* Start Text *

Key differentiators in cash flow forecasting systems and services are:

  • whether they prompt and pull the forecasts from the subsidiaries and operating units or just rely on them to send in the forecast data
  • ease of collecting forecasts and other data from the business units in the organization, from their ERP systems - accounts payables and receivables, and budgeting systems
  • efficiency of integrating bank balance and transaction data into current position and cash flow forecasts
  • ease of use including all operating, investment and financing cash flows
  • speed of updating forecasts when data is received (some systems already do this in real-time)
  • clarity and flexibility of the cash flow forecast reporting including analyses by bank account, country and currency
  • ease of analysis of the underlying business flows and seasonal cycle
  • availability of audit trails and functionality to export data to other systems or services, e.g. to treasury management system and to Excel
  • flexibility to incorporate new users, companies and types of business
  • range of charging options including, outright purchase, license, or via hosted services / ASP delivery.

When selecting a cash flow forecasting system or service:

  • take into account the needs and drivers of all parties - the treasury team, the cash managers and operating managers in subsidiaries, financial controllers, and the CFO and CIO
  • develop an outline of how the forecasting process should operate before you begin comparing and selecting a cash flow forecasting system or service.

* End Text *
* Start Raw records *

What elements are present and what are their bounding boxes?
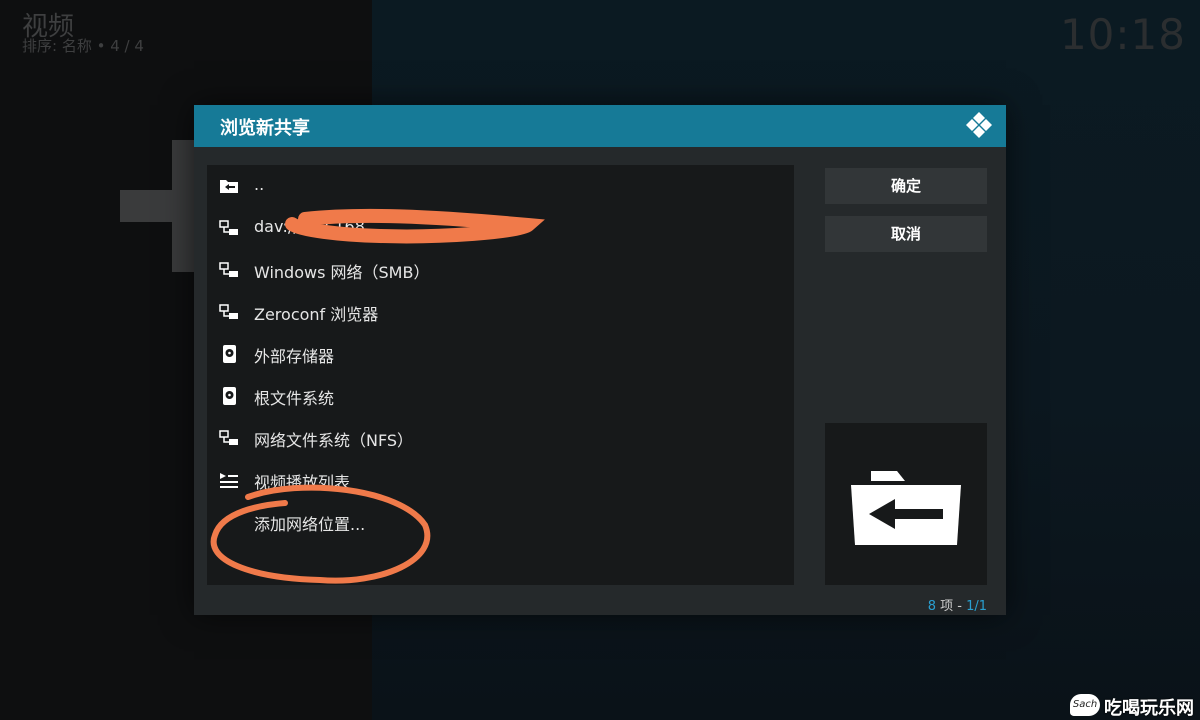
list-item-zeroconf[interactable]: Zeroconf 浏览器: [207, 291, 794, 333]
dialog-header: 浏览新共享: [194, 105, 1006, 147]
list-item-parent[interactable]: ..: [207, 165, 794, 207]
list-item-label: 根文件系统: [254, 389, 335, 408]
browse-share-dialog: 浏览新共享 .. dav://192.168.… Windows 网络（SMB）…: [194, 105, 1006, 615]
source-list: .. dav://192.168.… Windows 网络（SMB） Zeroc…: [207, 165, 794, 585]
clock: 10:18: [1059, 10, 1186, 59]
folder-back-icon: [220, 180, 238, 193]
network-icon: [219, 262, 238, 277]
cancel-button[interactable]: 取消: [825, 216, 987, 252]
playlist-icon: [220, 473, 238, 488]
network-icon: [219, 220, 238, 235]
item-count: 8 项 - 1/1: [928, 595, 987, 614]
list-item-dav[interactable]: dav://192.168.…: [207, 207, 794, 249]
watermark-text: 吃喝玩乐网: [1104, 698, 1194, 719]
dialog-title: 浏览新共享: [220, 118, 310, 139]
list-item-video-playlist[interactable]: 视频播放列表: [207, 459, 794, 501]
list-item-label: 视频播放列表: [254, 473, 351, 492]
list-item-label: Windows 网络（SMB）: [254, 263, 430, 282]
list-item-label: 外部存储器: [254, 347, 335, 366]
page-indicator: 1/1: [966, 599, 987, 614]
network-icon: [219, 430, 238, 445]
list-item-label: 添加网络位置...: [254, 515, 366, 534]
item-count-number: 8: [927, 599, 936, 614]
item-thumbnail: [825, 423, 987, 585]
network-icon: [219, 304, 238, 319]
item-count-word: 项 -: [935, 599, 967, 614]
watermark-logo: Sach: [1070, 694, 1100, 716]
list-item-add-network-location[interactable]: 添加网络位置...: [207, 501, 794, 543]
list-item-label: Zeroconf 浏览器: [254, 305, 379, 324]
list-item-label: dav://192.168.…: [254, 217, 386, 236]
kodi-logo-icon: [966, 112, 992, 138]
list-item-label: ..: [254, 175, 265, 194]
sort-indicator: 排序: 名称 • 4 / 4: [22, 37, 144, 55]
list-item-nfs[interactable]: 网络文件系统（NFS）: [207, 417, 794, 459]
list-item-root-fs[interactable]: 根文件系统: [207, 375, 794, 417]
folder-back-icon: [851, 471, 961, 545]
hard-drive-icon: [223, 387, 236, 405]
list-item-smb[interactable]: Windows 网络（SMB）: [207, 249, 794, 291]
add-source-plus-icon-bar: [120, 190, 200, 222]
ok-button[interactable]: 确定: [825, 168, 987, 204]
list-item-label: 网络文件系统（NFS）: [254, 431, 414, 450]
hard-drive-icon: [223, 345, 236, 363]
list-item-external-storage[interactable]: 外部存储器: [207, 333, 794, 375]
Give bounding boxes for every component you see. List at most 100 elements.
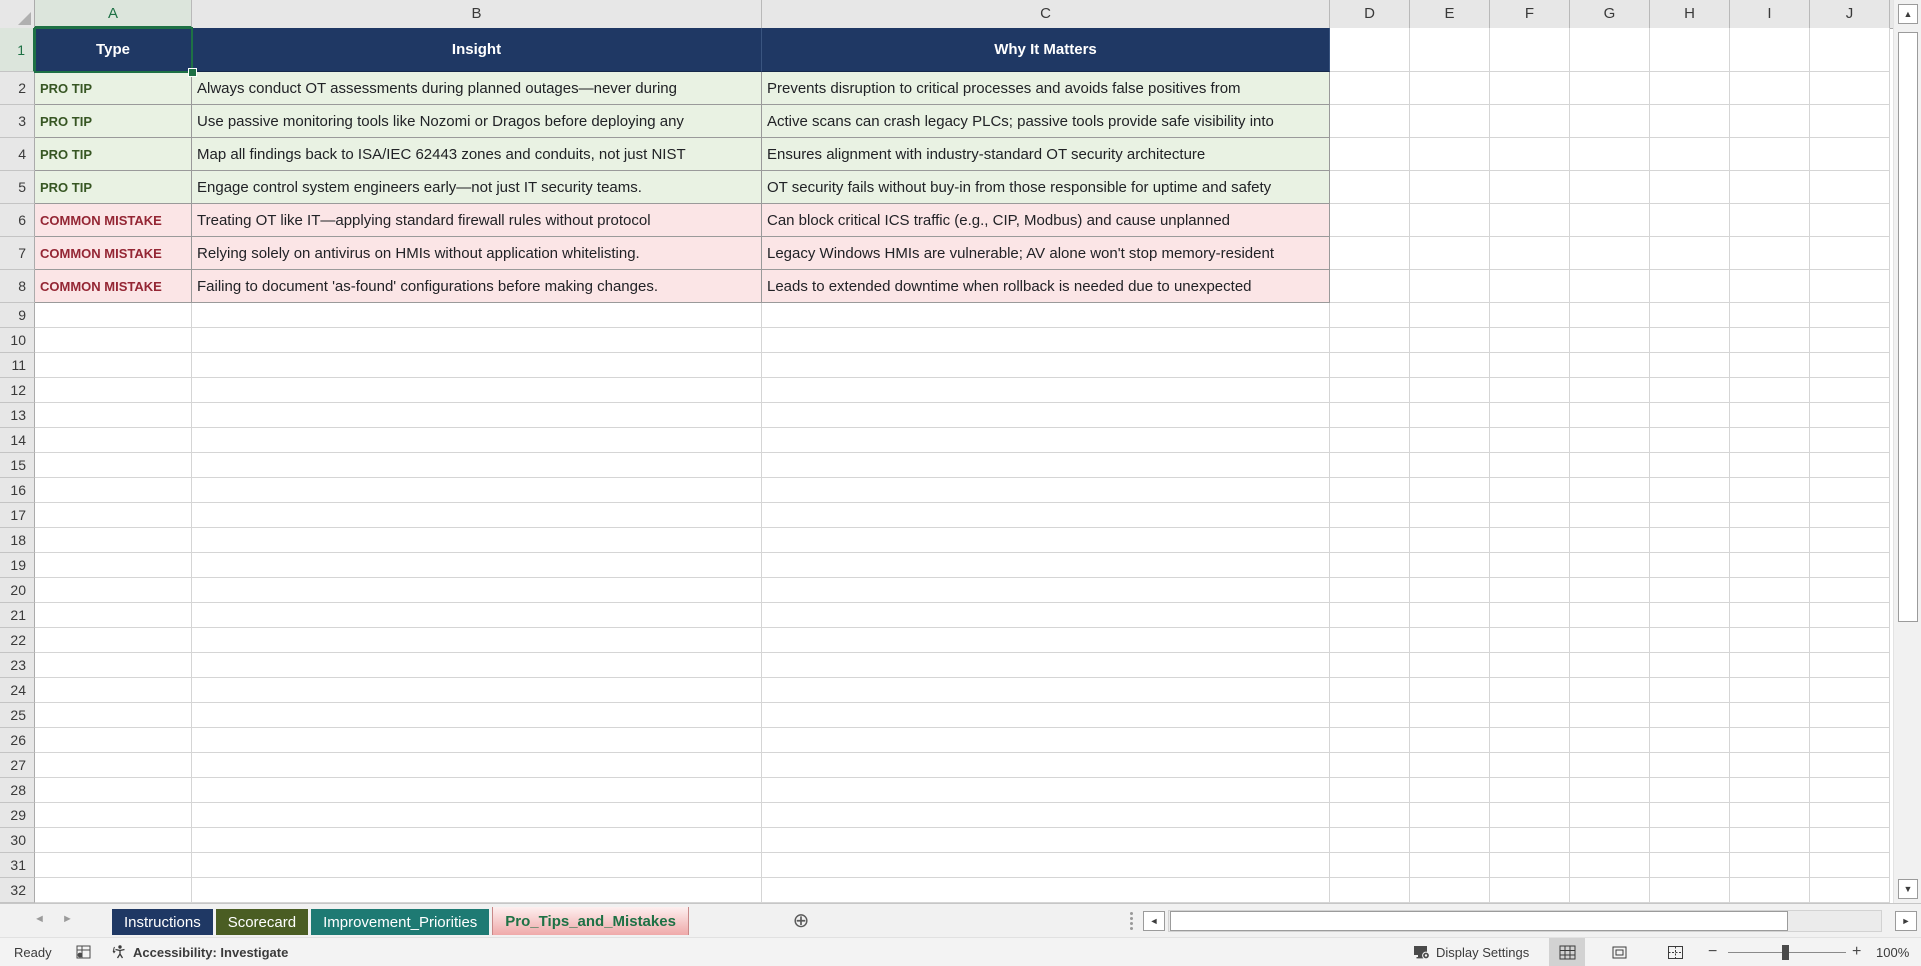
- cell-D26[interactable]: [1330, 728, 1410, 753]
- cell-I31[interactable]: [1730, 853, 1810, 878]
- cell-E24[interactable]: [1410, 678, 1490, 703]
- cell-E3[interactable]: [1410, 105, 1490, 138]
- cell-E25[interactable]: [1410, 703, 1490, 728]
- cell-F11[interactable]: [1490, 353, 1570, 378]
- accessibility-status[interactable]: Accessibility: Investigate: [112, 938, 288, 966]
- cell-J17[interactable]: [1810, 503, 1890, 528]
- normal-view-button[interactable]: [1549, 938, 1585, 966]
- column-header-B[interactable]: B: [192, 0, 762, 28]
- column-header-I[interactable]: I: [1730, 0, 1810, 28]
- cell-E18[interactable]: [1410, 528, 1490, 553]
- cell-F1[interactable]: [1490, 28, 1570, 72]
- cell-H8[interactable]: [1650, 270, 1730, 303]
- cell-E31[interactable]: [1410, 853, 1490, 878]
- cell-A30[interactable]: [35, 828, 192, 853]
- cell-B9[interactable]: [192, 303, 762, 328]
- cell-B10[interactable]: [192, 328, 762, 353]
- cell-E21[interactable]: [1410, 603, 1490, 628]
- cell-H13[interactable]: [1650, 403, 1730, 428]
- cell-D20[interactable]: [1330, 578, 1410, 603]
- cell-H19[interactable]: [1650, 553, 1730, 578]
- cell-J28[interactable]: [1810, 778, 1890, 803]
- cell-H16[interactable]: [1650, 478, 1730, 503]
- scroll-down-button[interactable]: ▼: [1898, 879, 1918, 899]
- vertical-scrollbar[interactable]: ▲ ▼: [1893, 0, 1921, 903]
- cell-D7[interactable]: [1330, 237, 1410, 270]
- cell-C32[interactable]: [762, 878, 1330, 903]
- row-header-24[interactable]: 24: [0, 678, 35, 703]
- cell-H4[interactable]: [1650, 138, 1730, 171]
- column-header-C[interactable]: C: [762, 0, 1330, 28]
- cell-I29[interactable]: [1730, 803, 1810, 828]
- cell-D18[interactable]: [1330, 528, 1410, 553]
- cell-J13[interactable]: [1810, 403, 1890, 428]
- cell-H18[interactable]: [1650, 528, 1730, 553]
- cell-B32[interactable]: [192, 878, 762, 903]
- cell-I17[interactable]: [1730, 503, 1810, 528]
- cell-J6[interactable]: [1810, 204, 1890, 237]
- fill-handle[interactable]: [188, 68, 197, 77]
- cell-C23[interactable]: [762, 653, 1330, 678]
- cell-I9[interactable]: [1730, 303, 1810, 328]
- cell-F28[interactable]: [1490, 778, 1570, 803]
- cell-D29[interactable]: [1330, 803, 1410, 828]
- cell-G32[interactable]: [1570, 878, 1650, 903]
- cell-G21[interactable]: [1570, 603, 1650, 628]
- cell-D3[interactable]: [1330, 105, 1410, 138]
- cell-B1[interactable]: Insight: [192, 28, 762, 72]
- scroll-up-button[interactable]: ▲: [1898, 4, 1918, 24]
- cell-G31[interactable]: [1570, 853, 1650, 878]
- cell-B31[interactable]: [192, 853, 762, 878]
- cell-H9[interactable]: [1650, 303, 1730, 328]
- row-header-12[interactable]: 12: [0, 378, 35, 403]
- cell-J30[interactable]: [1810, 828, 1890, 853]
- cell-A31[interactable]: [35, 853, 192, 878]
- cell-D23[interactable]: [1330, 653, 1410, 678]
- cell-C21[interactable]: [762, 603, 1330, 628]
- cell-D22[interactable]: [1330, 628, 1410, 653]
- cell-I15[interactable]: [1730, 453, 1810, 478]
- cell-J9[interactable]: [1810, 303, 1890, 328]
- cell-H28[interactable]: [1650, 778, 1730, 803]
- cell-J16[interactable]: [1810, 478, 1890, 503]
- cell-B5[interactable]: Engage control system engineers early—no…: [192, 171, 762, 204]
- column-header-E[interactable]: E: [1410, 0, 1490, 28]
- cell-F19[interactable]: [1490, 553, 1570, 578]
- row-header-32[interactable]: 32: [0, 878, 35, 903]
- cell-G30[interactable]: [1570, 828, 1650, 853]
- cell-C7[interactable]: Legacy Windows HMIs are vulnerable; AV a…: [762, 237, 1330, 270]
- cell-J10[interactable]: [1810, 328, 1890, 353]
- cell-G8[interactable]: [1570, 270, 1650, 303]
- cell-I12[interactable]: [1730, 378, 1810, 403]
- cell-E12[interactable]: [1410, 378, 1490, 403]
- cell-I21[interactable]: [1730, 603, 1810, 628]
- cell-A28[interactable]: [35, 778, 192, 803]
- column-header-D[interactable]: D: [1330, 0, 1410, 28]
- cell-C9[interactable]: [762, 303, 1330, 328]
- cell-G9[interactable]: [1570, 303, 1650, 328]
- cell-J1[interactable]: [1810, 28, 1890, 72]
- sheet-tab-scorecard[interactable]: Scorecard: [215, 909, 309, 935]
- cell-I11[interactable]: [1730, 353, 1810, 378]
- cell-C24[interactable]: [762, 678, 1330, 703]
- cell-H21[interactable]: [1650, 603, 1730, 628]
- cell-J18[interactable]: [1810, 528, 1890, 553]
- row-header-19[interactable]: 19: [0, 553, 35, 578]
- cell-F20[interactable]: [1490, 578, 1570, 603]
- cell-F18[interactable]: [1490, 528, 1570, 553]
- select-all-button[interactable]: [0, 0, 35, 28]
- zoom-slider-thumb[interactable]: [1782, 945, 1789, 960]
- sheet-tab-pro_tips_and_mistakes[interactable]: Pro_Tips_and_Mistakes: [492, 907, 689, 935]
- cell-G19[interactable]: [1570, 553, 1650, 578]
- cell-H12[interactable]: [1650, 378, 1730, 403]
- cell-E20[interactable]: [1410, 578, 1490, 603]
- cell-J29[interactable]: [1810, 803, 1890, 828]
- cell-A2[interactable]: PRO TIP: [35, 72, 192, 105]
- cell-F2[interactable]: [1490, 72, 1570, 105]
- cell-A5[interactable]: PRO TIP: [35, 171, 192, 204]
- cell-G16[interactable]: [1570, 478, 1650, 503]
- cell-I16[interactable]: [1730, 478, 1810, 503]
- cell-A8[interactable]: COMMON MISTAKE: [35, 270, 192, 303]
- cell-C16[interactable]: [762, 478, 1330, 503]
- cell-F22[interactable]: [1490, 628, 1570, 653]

* End Raw records *
* Start Raw records *

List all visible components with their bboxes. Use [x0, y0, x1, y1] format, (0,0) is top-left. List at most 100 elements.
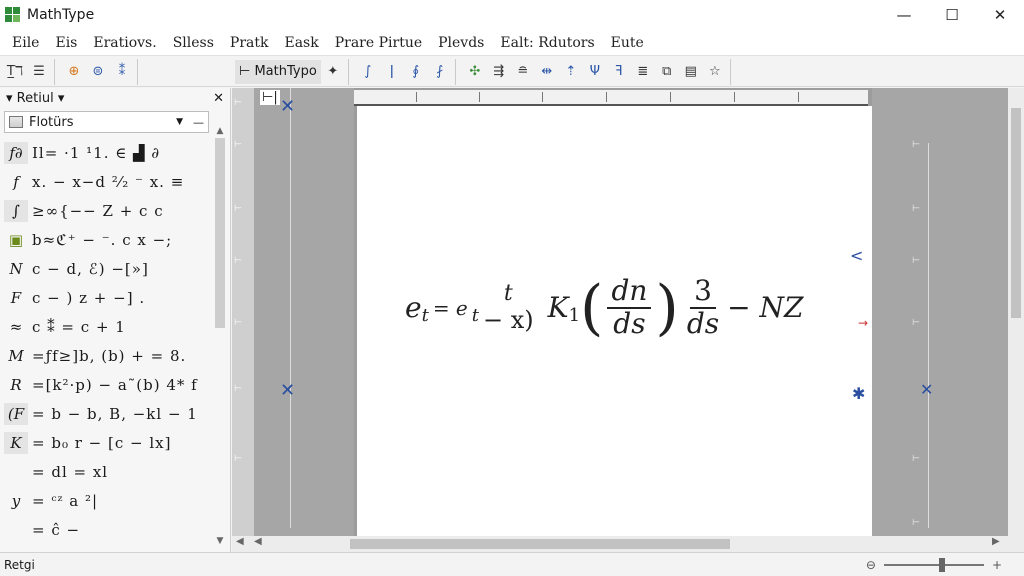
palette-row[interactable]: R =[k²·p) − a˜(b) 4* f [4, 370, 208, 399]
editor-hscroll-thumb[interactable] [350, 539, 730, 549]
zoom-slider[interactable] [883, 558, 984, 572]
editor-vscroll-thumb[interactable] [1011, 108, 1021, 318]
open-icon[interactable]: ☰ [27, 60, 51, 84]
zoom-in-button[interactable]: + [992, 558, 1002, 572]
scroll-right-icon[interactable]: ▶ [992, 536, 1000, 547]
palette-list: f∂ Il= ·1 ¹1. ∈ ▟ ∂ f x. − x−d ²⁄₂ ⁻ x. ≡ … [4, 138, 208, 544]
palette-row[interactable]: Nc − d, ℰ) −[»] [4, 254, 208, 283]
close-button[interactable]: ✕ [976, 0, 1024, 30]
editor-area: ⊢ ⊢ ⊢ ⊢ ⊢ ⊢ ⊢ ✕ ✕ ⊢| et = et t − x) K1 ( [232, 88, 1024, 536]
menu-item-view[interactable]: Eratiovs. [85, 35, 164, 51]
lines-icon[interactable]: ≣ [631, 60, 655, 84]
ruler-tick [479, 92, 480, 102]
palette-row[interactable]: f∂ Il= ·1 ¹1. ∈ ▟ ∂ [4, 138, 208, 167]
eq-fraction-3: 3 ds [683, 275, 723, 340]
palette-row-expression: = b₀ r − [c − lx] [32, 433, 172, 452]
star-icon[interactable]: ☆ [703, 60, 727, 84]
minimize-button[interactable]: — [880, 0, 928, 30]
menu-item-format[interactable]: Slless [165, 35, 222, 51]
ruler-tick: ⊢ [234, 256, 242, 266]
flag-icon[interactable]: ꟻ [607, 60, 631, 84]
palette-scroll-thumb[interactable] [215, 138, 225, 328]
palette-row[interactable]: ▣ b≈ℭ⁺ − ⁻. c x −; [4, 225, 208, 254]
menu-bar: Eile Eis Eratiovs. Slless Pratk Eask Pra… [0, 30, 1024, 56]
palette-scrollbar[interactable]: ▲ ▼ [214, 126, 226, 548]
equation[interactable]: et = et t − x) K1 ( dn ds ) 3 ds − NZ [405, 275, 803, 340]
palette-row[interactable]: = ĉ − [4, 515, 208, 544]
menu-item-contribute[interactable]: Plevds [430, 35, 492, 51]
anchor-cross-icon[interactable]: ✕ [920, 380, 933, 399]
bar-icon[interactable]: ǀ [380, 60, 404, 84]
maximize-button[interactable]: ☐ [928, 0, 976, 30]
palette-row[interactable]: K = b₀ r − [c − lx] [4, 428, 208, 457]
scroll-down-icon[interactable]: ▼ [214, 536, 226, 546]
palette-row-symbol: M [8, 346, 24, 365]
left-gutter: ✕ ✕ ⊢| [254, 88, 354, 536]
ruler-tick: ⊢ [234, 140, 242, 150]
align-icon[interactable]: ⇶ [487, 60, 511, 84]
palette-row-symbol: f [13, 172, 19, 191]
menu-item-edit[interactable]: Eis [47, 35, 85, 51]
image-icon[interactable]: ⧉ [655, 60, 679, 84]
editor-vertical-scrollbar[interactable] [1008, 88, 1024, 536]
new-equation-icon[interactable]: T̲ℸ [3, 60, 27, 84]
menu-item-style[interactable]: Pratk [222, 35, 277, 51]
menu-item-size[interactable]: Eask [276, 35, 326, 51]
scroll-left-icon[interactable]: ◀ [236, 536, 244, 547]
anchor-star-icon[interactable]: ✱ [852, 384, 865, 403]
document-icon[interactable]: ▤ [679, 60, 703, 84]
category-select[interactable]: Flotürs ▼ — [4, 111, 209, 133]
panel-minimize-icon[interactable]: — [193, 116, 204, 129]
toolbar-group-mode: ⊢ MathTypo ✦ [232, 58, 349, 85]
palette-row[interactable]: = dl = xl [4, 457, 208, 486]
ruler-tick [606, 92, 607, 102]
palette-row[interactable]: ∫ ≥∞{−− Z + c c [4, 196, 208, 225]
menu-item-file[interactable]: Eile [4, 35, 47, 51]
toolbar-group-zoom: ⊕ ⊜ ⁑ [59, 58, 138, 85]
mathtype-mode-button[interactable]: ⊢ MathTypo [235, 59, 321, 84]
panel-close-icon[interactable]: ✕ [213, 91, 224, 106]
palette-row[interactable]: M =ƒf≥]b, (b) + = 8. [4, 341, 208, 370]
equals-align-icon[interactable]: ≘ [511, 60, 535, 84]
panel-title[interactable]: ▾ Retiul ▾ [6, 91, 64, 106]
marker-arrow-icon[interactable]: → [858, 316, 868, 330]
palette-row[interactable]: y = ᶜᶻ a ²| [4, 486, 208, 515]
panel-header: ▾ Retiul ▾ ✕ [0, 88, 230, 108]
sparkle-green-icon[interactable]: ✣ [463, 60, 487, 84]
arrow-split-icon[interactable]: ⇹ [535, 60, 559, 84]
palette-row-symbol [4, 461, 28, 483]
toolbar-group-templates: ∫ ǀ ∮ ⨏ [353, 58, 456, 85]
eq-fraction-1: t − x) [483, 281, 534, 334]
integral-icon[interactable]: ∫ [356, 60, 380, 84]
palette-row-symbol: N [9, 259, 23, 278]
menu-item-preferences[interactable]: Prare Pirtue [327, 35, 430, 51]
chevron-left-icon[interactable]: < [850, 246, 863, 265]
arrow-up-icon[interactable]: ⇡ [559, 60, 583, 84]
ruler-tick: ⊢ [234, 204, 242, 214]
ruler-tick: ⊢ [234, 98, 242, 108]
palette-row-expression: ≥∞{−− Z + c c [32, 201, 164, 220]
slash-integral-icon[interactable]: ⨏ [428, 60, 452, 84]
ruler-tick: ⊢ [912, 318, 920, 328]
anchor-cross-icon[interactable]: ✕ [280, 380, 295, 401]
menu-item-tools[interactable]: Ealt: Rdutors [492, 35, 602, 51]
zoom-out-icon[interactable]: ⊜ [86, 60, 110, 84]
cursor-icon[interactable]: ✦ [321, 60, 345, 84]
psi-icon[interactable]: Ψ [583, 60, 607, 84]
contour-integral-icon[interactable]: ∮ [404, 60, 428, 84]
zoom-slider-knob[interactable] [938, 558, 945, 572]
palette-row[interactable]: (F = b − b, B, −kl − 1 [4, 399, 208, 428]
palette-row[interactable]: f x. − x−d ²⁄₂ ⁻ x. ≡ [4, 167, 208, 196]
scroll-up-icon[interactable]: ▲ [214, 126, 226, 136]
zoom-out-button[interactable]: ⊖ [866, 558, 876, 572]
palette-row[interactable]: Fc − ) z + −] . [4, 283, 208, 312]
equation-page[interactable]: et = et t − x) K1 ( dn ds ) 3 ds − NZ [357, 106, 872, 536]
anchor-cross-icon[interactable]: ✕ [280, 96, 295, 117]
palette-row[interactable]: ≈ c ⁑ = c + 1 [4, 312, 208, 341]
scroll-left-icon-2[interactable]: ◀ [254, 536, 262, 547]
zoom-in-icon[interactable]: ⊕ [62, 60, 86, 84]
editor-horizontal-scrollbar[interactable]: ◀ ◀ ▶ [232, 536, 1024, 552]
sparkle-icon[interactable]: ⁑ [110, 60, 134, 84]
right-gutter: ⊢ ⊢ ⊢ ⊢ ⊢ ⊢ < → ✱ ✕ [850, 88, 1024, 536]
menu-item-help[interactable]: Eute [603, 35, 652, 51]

* End Raw records *

Problems to solve =
a) Using the text on cash flow forecasting systems, answer these questions:
(i) Which two destinations are given as examples for exporting data?
(ii) What charging options are listed?
(iii) What should be developed before you begin comparing and selecting a system or service?
b) Reproduce the part of the cash flow forecasting text that begins at the words "When selecting a" and stops after the words "system or service.".
The entries have no part in any of this work.

Responses to the tasks =
a)
(i) A treasury management system and Excel.
(ii) Outright purchase, license, or hosted services / ASP delivery.
(iii) An outline of how the forecasting process should operate.

b)
When selecting a cash flow forecasting system or service:

  • take into account the needs and drivers of all parties - the treasury team, the cash managers and operating managers in subsidiaries, financial controllers, and the CFO and CIO
  • develop an outline of how the forecasting process should operate before you begin comparing and selecting a cash flow forecasting system or service.